__Task goal__:
Count the lines below that contain the word "Size" and give only that number.

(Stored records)
────────────────────
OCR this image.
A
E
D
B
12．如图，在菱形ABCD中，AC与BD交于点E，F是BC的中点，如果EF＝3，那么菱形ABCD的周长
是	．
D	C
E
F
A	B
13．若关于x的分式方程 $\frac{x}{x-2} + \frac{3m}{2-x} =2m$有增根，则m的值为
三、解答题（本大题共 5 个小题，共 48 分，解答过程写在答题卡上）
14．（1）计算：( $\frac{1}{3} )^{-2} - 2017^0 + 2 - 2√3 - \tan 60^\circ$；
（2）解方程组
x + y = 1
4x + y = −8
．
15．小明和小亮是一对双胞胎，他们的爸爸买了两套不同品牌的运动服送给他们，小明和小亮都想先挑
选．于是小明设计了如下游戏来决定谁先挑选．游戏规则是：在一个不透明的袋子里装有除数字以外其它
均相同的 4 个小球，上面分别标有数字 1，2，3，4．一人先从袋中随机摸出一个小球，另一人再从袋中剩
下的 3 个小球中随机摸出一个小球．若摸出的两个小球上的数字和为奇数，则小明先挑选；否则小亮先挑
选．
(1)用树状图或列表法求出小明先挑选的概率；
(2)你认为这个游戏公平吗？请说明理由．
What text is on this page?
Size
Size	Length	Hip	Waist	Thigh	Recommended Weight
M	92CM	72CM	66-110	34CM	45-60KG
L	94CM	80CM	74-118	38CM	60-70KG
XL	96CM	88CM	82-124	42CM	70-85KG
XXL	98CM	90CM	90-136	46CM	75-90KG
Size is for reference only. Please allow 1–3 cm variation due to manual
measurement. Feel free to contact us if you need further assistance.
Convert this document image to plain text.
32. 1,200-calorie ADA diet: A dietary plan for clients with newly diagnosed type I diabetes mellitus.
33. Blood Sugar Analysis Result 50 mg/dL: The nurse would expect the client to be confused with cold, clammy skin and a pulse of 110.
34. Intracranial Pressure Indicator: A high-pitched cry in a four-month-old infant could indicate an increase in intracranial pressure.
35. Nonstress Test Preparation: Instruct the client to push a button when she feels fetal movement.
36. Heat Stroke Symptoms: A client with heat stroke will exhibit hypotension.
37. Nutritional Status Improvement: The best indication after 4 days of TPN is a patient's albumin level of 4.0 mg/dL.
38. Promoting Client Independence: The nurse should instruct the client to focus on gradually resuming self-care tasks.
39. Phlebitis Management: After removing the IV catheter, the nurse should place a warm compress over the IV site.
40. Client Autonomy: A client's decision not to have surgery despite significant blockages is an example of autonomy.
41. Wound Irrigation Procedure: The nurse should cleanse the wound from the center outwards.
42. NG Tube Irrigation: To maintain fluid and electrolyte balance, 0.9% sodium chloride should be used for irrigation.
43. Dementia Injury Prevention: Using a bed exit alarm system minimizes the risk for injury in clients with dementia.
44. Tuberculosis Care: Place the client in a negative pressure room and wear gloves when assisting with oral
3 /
────────────────────
__Finished exercise__:
3